Figure content listings:
*-*-*
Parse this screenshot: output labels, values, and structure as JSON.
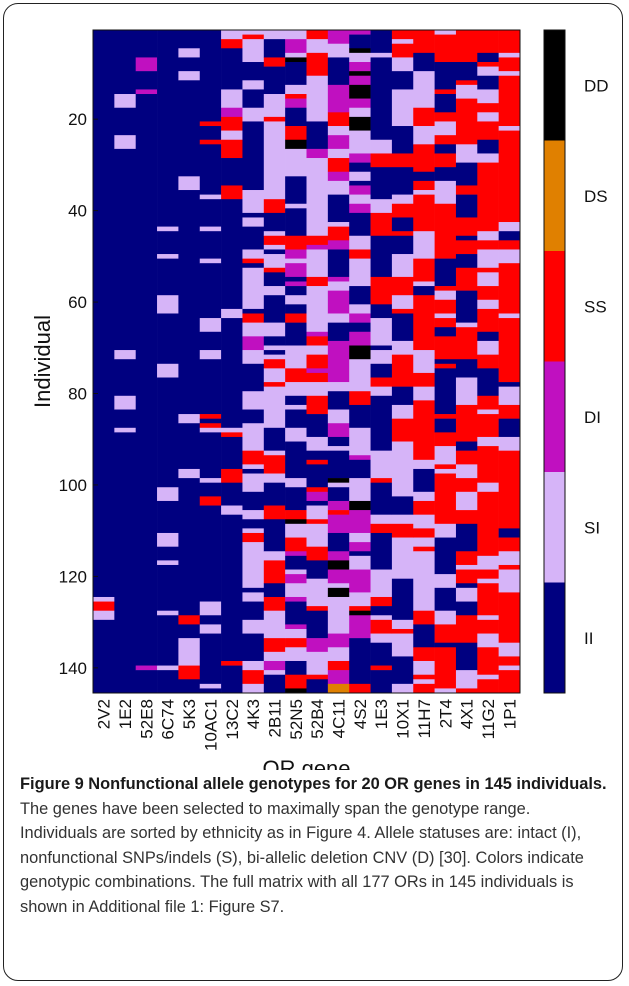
{
  "chart_data": {
    "type": "heatmap",
    "xlabel": "OR gene",
    "ylabel": "Individual",
    "genes": [
      "2V2",
      "1E2",
      "52E8",
      "6C74",
      "5K3",
      "10AC1",
      "13C2",
      "4K3",
      "2B11",
      "52N5",
      "52B4",
      "4C11",
      "4S2",
      "1E3",
      "10X1",
      "11H7",
      "2T4",
      "4X1",
      "11G2",
      "1P1"
    ],
    "n_individuals": 145,
    "y_ticks": [
      20,
      40,
      60,
      80,
      100,
      120,
      140
    ],
    "categories": [
      "II",
      "SI",
      "DI",
      "SS",
      "DS",
      "DD"
    ],
    "colors": {
      "II": "#000080",
      "SI": "#d6b4f8",
      "DI": "#c010c0",
      "SS": "#ff0000",
      "DS": "#e08000",
      "DD": "#000000"
    },
    "legend_placement": "right",
    "category_frequencies": [
      {
        "gene": "2V2",
        "II": 0.93,
        "SI": 0.06,
        "DI": 0.0,
        "SS": 0.01,
        "DS": 0.0,
        "DD": 0.0
      },
      {
        "gene": "1E2",
        "II": 0.9,
        "SI": 0.08,
        "DI": 0.0,
        "SS": 0.02,
        "DS": 0.0,
        "DD": 0.0
      },
      {
        "gene": "52E8",
        "II": 0.88,
        "SI": 0.05,
        "DI": 0.06,
        "SS": 0.0,
        "DS": 0.0,
        "DD": 0.01
      },
      {
        "gene": "6C74",
        "II": 0.82,
        "SI": 0.16,
        "DI": 0.0,
        "SS": 0.02,
        "DS": 0.0,
        "DD": 0.0
      },
      {
        "gene": "5K3",
        "II": 0.74,
        "SI": 0.2,
        "DI": 0.0,
        "SS": 0.06,
        "DS": 0.0,
        "DD": 0.0
      },
      {
        "gene": "10AC1",
        "II": 0.7,
        "SI": 0.22,
        "DI": 0.0,
        "SS": 0.08,
        "DS": 0.0,
        "DD": 0.0
      },
      {
        "gene": "13C2",
        "II": 0.68,
        "SI": 0.14,
        "DI": 0.02,
        "SS": 0.16,
        "DS": 0.0,
        "DD": 0.0
      },
      {
        "gene": "4K3",
        "II": 0.36,
        "SI": 0.52,
        "DI": 0.02,
        "SS": 0.1,
        "DS": 0.0,
        "DD": 0.0
      },
      {
        "gene": "2B11",
        "II": 0.32,
        "SI": 0.46,
        "DI": 0.02,
        "SS": 0.2,
        "DS": 0.0,
        "DD": 0.0
      },
      {
        "gene": "52N5",
        "II": 0.3,
        "SI": 0.36,
        "DI": 0.16,
        "SS": 0.12,
        "DS": 0.0,
        "DD": 0.06
      },
      {
        "gene": "52B4",
        "II": 0.22,
        "SI": 0.4,
        "DI": 0.06,
        "SS": 0.32,
        "DS": 0.0,
        "DD": 0.0
      },
      {
        "gene": "4C11",
        "II": 0.2,
        "SI": 0.3,
        "DI": 0.3,
        "SS": 0.08,
        "DS": 0.02,
        "DD": 0.1
      },
      {
        "gene": "4S2",
        "II": 0.22,
        "SI": 0.34,
        "DI": 0.28,
        "SS": 0.08,
        "DS": 0.0,
        "DD": 0.08
      },
      {
        "gene": "1E3",
        "II": 0.38,
        "SI": 0.3,
        "DI": 0.0,
        "SS": 0.32,
        "DS": 0.0,
        "DD": 0.0
      },
      {
        "gene": "10X1",
        "II": 0.16,
        "SI": 0.44,
        "DI": 0.0,
        "SS": 0.4,
        "DS": 0.0,
        "DD": 0.0
      },
      {
        "gene": "11H7",
        "II": 0.12,
        "SI": 0.34,
        "DI": 0.0,
        "SS": 0.54,
        "DS": 0.0,
        "DD": 0.0
      },
      {
        "gene": "2T4",
        "II": 0.16,
        "SI": 0.24,
        "DI": 0.0,
        "SS": 0.6,
        "DS": 0.0,
        "DD": 0.0
      },
      {
        "gene": "4X1",
        "II": 0.12,
        "SI": 0.28,
        "DI": 0.0,
        "SS": 0.6,
        "DS": 0.0,
        "DD": 0.0
      },
      {
        "gene": "11G2",
        "II": 0.12,
        "SI": 0.26,
        "DI": 0.0,
        "SS": 0.62,
        "DS": 0.0,
        "DD": 0.0
      },
      {
        "gene": "1P1",
        "II": 0.1,
        "SI": 0.24,
        "DI": 0.0,
        "SS": 0.66,
        "DS": 0.0,
        "DD": 0.0
      }
    ]
  },
  "caption": {
    "label": "Figure 9 Nonfunctional allele genotypes for 20 OR genes in 145 individuals.",
    "text": "The genes have been selected to maximally span the genotype range. Individuals are sorted by ethnicity as in Figure 4. Allele statuses are: intact (I), nonfunctional SNPs/indels (S), bi-allelic deletion CNV (D) [30]. Colors indicate genotypic combinations. The full matrix with all 177 ORs in 145 individuals is shown in Additional file 1: Figure S7."
  }
}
*-*-*
In your copy, include no pictures, but set down every record exactly.

[TASK SOLUTION]
Parse this screenshot: output labels, values, and structure as JSON.
{
  "chart_data": {
    "type": "heatmap",
    "xlabel": "OR gene",
    "ylabel": "Individual",
    "genes": [
      "2V2",
      "1E2",
      "52E8",
      "6C74",
      "5K3",
      "10AC1",
      "13C2",
      "4K3",
      "2B11",
      "52N5",
      "52B4",
      "4C11",
      "4S2",
      "1E3",
      "10X1",
      "11H7",
      "2T4",
      "4X1",
      "11G2",
      "1P1"
    ],
    "n_individuals": 145,
    "y_ticks": [
      20,
      40,
      60,
      80,
      100,
      120,
      140
    ],
    "categories": [
      "II",
      "SI",
      "DI",
      "SS",
      "DS",
      "DD"
    ],
    "colors": {
      "II": "#000080",
      "SI": "#d6b4f8",
      "DI": "#c010c0",
      "SS": "#ff0000",
      "DS": "#e08000",
      "DD": "#000000"
    },
    "legend_placement": "right",
    "category_frequencies": [
      {
        "gene": "2V2",
        "II": 0.93,
        "SI": 0.06,
        "DI": 0.0,
        "SS": 0.01,
        "DS": 0.0,
        "DD": 0.0
      },
      {
        "gene": "1E2",
        "II": 0.9,
        "SI": 0.08,
        "DI": 0.0,
        "SS": 0.02,
        "DS": 0.0,
        "DD": 0.0
      },
      {
        "gene": "52E8",
        "II": 0.88,
        "SI": 0.05,
        "DI": 0.06,
        "SS": 0.0,
        "DS": 0.0,
        "DD": 0.01
      },
      {
        "gene": "6C74",
        "II": 0.82,
        "SI": 0.16,
        "DI": 0.0,
        "SS": 0.02,
        "DS": 0.0,
        "DD": 0.0
      },
      {
        "gene": "5K3",
        "II": 0.74,
        "SI": 0.2,
        "DI": 0.0,
        "SS": 0.06,
        "DS": 0.0,
        "DD": 0.0
      },
      {
        "gene": "10AC1",
        "II": 0.7,
        "SI": 0.22,
        "DI": 0.0,
        "SS": 0.08,
        "DS": 0.0,
        "DD": 0.0
      },
      {
        "gene": "13C2",
        "II": 0.68,
        "SI": 0.14,
        "DI": 0.02,
        "SS": 0.16,
        "DS": 0.0,
        "DD": 0.0
      },
      {
        "gene": "4K3",
        "II": 0.36,
        "SI": 0.52,
        "DI": 0.02,
        "SS": 0.1,
        "DS": 0.0,
        "DD": 0.0
      },
      {
        "gene": "2B11",
        "II": 0.32,
        "SI": 0.46,
        "DI": 0.02,
        "SS": 0.2,
        "DS": 0.0,
        "DD": 0.0
      },
      {
        "gene": "52N5",
        "II": 0.3,
        "SI": 0.36,
        "DI": 0.16,
        "SS": 0.12,
        "DS": 0.0,
        "DD": 0.06
      },
      {
        "gene": "52B4",
        "II": 0.22,
        "SI": 0.4,
        "DI": 0.06,
        "SS": 0.32,
        "DS": 0.0,
        "DD": 0.0
      },
      {
        "gene": "4C11",
        "II": 0.2,
        "SI": 0.3,
        "DI": 0.3,
        "SS": 0.08,
        "DS": 0.02,
        "DD": 0.1
      },
      {
        "gene": "4S2",
        "II": 0.22,
        "SI": 0.34,
        "DI": 0.28,
        "SS": 0.08,
        "DS": 0.0,
        "DD": 0.08
      },
      {
        "gene": "1E3",
        "II": 0.38,
        "SI": 0.3,
        "DI": 0.0,
        "SS": 0.32,
        "DS": 0.0,
        "DD": 0.0
      },
      {
        "gene": "10X1",
        "II": 0.16,
        "SI": 0.44,
        "DI": 0.0,
        "SS": 0.4,
        "DS": 0.0,
        "DD": 0.0
      },
      {
        "gene": "11H7",
        "II": 0.12,
        "SI": 0.34,
        "DI": 0.0,
        "SS": 0.54,
        "DS": 0.0,
        "DD": 0.0
      },
      {
        "gene": "2T4",
        "II": 0.16,
        "SI": 0.24,
        "DI": 0.0,
        "SS": 0.6,
        "DS": 0.0,
        "DD": 0.0
      },
      {
        "gene": "4X1",
        "II": 0.12,
        "SI": 0.28,
        "DI": 0.0,
        "SS": 0.6,
        "DS": 0.0,
        "DD": 0.0
      },
      {
        "gene": "11G2",
        "II": 0.12,
        "SI": 0.26,
        "DI": 0.0,
        "SS": 0.62,
        "DS": 0.0,
        "DD": 0.0
      },
      {
        "gene": "1P1",
        "II": 0.1,
        "SI": 0.24,
        "DI": 0.0,
        "SS": 0.66,
        "DS": 0.0,
        "DD": 0.0
      }
    ]
  },
  "caption": {
    "label": "Figure 9 Nonfunctional allele genotypes for 20 OR genes in 145 individuals.",
    "text": "The genes have been selected to maximally span the genotype range. Individuals are sorted by ethnicity as in Figure 4. Allele statuses are: intact (I), nonfunctional SNPs/indels (S), bi-allelic deletion CNV (D) [30]. Colors indicate genotypic combinations. The full matrix with all 177 ORs in 145 individuals is shown in Additional file 1: Figure S7."
  }
}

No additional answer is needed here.